#### Brano citato:
+ + +
Perché la violenza, la crudeltà, il dolore? Se l’arte fa sorgere queste domande, la posso chiamare civile

‘Non c’è spazio per la poesia nell’ospedale Al Quds di Gaza City’
(Keystone)

Sono in viaggio per il Festival Internazionale di Poesia Civile di Vercelli e mi viene in mente mio padre. Già, perché non ho mai capito la passione che aveva per la Pro Vercelli: una squadra, mi è stato detto, sulla cresta dell’onda quando mio padre, negli anni Venti-Trenta, era appassionato footballeur. Impiegato spedizioniere a Chiasso, ho una foto che me lo mostra calciatore in bragoni bianchi, sguardo ardito, maglia a righe e in testa un cespuglio di capelli in fiamme. Perché aveva scelto proprio la Pro Vercelli? La cosa m’intriga e mi avvicina, affettivamente, alla città piemontese dove sono diretto.

Ma, a proposito, che cos’è la Poesia Civile? Tutta la poesia dovrebbe essere civile, cioè ben costruita, non affettata, di pubblica utilità. Dovrebbe, come afferma Leopardi, impedire agli uomini di ammettere un pensiero vile e di fare un’azione indegna (anche se, disincantato, il grande si affretta a precisare che questo sentimento nobile dura il tempo di mezz’ora).
+ + +
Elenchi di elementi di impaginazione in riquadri
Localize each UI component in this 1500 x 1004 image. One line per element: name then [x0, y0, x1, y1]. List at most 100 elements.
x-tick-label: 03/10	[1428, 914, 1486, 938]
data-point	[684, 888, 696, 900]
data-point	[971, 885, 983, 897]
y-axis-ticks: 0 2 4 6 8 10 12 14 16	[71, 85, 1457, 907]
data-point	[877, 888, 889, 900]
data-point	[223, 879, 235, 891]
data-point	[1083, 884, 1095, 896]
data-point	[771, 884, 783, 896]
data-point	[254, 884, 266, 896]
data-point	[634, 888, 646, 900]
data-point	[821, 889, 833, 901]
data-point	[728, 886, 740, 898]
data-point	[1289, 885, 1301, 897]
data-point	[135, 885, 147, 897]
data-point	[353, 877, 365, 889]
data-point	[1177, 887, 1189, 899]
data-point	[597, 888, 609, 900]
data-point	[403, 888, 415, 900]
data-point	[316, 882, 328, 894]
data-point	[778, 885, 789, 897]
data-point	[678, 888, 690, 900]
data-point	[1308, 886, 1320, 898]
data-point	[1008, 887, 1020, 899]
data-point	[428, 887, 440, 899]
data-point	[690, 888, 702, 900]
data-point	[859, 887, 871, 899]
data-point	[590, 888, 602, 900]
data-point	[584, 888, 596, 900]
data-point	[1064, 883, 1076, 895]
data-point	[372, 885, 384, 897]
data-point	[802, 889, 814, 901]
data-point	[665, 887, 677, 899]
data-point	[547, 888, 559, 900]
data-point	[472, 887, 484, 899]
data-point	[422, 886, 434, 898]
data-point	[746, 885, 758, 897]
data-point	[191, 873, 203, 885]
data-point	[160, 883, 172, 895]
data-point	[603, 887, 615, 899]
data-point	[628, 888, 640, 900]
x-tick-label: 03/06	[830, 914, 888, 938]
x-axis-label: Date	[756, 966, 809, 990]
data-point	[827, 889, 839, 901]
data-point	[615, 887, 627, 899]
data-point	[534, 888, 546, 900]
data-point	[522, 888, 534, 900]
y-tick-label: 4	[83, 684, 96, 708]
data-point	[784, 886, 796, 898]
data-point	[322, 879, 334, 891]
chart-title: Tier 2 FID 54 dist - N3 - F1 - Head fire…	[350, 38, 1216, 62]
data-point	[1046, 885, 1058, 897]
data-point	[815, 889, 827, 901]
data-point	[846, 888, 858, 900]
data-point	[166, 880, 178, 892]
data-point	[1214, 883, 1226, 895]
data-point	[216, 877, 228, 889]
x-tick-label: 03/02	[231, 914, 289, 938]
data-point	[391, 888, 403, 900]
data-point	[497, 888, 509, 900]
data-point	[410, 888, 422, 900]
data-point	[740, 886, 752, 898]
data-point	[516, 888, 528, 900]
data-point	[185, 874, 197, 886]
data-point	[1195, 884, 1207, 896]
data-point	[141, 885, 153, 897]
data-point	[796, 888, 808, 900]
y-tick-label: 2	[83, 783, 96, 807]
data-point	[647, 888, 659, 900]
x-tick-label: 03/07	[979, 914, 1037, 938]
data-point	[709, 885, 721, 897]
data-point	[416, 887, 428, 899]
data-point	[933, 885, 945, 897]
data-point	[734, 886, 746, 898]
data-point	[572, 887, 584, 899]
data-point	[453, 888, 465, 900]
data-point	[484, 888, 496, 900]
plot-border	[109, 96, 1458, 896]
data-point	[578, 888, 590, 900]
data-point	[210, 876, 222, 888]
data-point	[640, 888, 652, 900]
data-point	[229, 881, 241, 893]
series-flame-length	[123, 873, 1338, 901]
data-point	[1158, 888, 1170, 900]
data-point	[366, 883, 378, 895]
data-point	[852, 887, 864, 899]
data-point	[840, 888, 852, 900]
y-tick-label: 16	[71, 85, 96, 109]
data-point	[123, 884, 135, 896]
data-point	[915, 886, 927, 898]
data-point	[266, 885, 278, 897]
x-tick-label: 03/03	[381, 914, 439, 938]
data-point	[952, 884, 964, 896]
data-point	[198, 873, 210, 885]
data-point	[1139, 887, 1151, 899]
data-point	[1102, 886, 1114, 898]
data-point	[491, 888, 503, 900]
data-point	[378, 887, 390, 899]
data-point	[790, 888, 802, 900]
+ + +
#### Consegna 1:
Rispondi alle seguenti domande sul brano sulla poesia civile.
(a) In quale località lavorava come impiegato spedizioniere il padre di chi scrive?
(b) Per quale squadra di calcio aveva una passione il padre?
(c) Secondo la precisazione attribuita a Leopardi, quanto dura il sentimento nobile suscitato dalla poesia?
#### Consegna 2:
Prosegui il brano sulla poesia civile a partire dall'ultima frase riportata.
I record non hanno alcun legame con il brano sulla poesia civile.

#### Risposta 1:
(a) A Chiasso.
(b) Per la Pro Vercelli.
(c) Il tempo di mezz'ora.

#### Risposta 2:
La poesia è una diga contro la barbarie, dice Danilo Kis, l’autore di Giardino, cenere e di Dolori precoci. La poesia, la letteratura in generale, per me è civile se mette a nudo le piaghe interiori e esteriori, accende il fuoco della coscienza, dà un senso alla vanità dell’esistenza. Se riesce a far breccia nella corazza del nostro io e a far filtrare uno spiraglio di luce dentro di noi. Perché la violenza, la crudeltà, il dolore? Se l’arte fa sorgere queste domande, la posso chiamare civile. Se mi fa uscire dal narcisismo, dal mio piccolo mondo soddisfatto di sé.

Sto facendo queste pensate sul Tilo in partenza da Chiasso, quando una risposta amara mi viene dal giornale. Leggo: “Non c’è spazio per la poesia nell’ospedale Al Quds di Gaza City. A occupare quello spazio sono paura e privazioni. Gli sfollati, distribuiti sui sei piani dell’edificio, fanno fatica anche a procurarsi il cibo. Le condizioni igieniche sono terribili. Ma le bombe sono il vero pericolo”.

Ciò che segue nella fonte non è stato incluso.